[Dataset entries]
>>

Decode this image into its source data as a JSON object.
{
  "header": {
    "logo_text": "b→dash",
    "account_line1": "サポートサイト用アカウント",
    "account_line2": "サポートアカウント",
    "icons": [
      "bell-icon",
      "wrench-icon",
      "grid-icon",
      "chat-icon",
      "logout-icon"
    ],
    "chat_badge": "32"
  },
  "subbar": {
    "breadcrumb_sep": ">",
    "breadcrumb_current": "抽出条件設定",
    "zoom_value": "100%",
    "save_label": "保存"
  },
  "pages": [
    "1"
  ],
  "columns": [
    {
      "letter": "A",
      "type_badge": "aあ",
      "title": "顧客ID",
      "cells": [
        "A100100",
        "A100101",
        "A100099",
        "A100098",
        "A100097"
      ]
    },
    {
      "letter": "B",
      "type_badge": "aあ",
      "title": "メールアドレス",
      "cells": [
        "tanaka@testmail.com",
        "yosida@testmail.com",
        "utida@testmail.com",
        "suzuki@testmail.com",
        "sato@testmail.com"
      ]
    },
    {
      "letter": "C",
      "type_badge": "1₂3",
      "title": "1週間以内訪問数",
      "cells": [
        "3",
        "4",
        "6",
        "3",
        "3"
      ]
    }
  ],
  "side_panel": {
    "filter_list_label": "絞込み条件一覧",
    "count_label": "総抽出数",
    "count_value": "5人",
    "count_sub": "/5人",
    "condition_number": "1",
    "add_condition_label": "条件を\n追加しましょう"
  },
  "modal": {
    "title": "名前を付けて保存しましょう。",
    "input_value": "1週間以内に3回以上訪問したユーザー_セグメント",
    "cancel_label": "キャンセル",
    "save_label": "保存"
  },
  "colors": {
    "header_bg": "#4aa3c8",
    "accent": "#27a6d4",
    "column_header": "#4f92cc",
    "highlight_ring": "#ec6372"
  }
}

<<

All lines above with "testmail" in them should be returned.

[Written answer]
        "tanaka@testmail.com",
        "yosida@testmail.com",
        "utida@testmail.com",
        "suzuki@testmail.com",
        "sato@testmail.com"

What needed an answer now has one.